Dataset entries on figures:

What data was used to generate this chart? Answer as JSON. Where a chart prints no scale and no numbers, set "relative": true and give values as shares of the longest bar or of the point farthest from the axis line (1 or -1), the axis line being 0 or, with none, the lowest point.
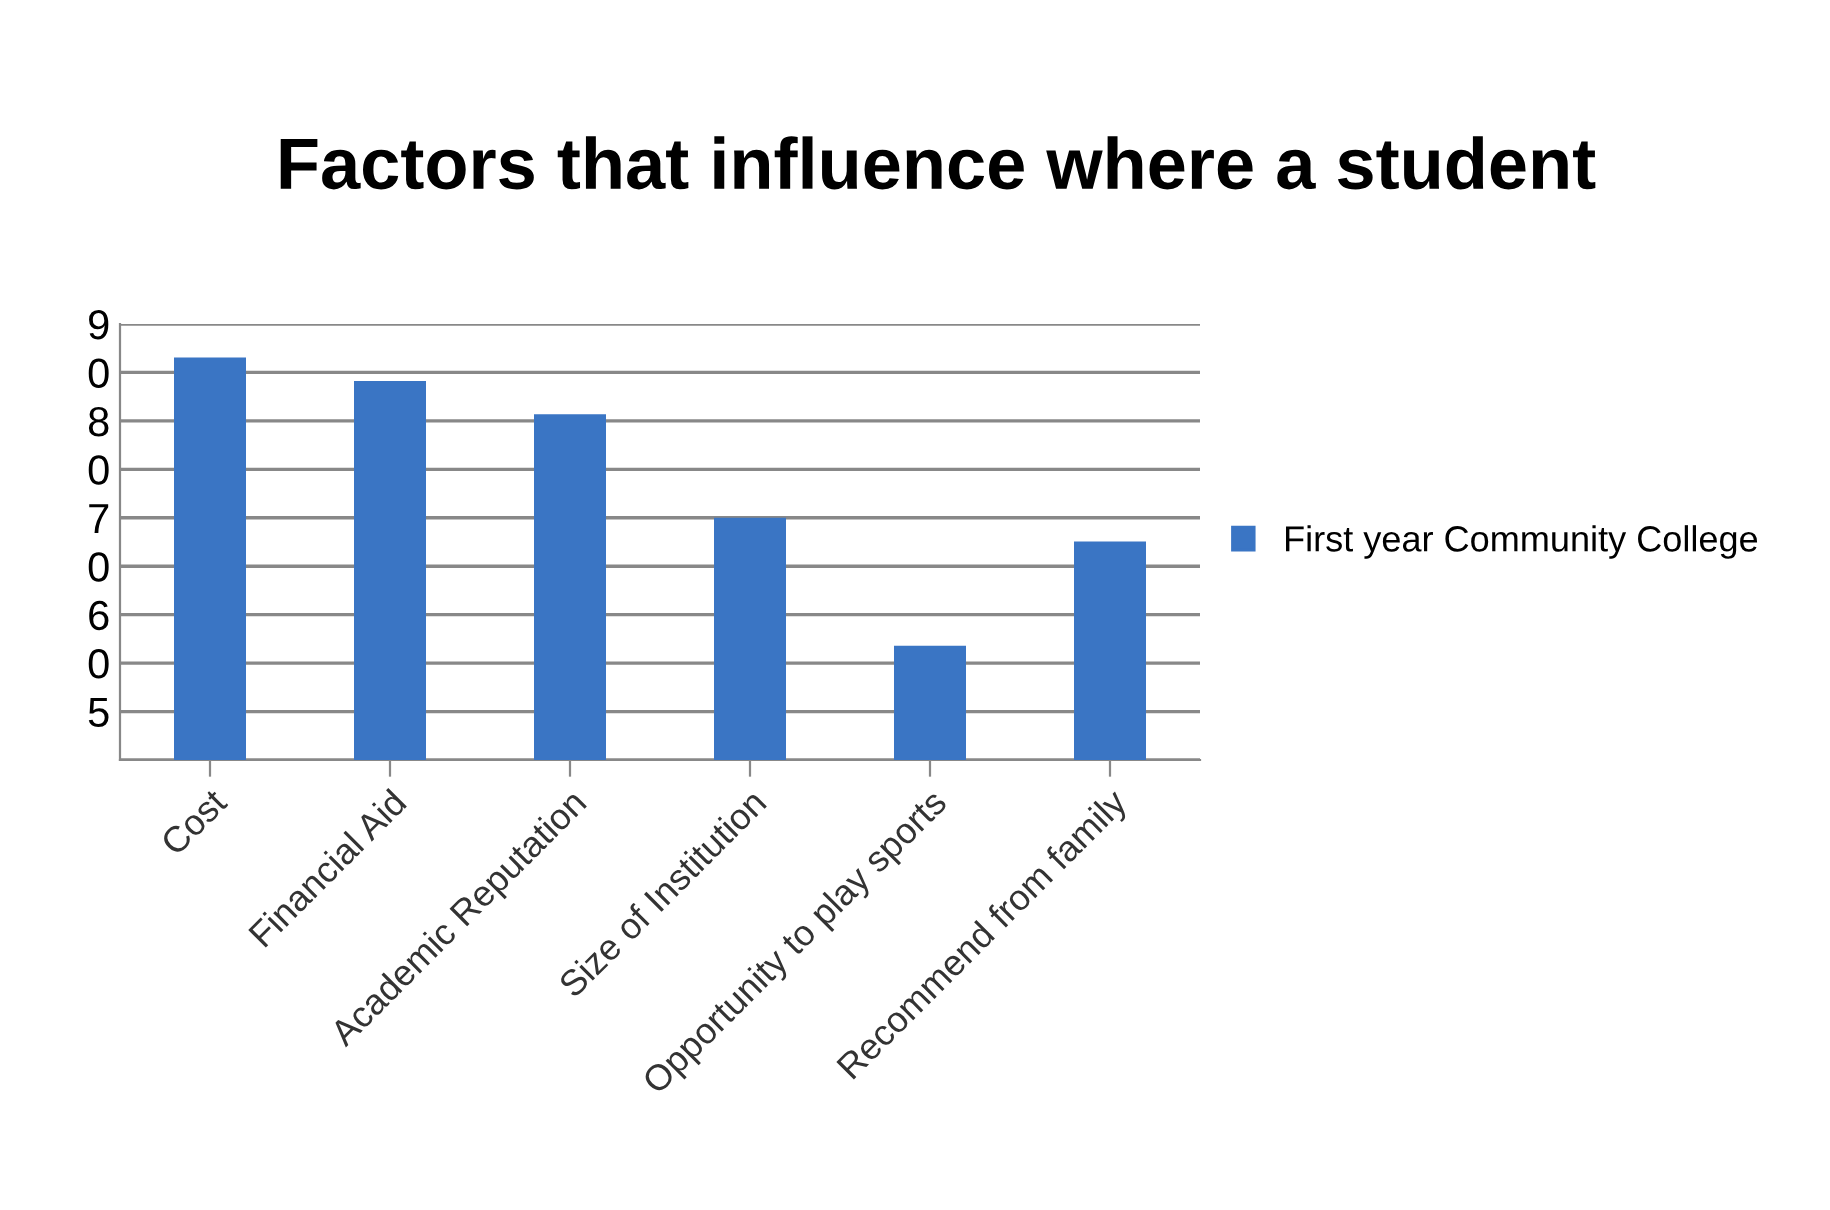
{
  "chart_data": {
    "type": "bar",
    "title": "Factors that influence where a student",
    "categories": [
      "Cost",
      "Financial Aid",
      "Academic Reputation",
      "Size of Institution",
      "Opportunity to play sports",
      "Recommend from family"
    ],
    "series": [
      {
        "name": "First year Community College",
        "color": "#3a75c4",
        "values": [
          1,
          0.942,
          0.859,
          0.602,
          0.284,
          0.543
        ]
      }
    ],
    "relative": true,
    "annotations": [
      "9",
      "0",
      "8",
      "0",
      "7",
      "0",
      "6",
      "0",
      "5"
    ],
    "grid": "y",
    "legend": "right"
  }
}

> The request: Return the material word for word. Pictures are not part of the copy.

> Expected answer:
What data was used to generate this chart? Answer as JSON. Where a chart prints no scale and no numbers, set "relative": true and give values as shares of the longest bar or of the point farthest from the axis line (1 or -1), the axis line being 0 or, with none, the lowest point.
{
  "chart_data": {
    "type": "bar",
    "title": "Factors that influence where a student",
    "categories": [
      "Cost",
      "Financial Aid",
      "Academic Reputation",
      "Size of Institution",
      "Opportunity to play sports",
      "Recommend from family"
    ],
    "series": [
      {
        "name": "First year Community College",
        "color": "#3a75c4",
        "values": [
          1,
          0.942,
          0.859,
          0.602,
          0.284,
          0.543
        ]
      }
    ],
    "relative": true,
    "annotations": [
      "9",
      "0",
      "8",
      "0",
      "7",
      "0",
      "6",
      "0",
      "5"
    ],
    "grid": "y",
    "legend": "right"
  }
}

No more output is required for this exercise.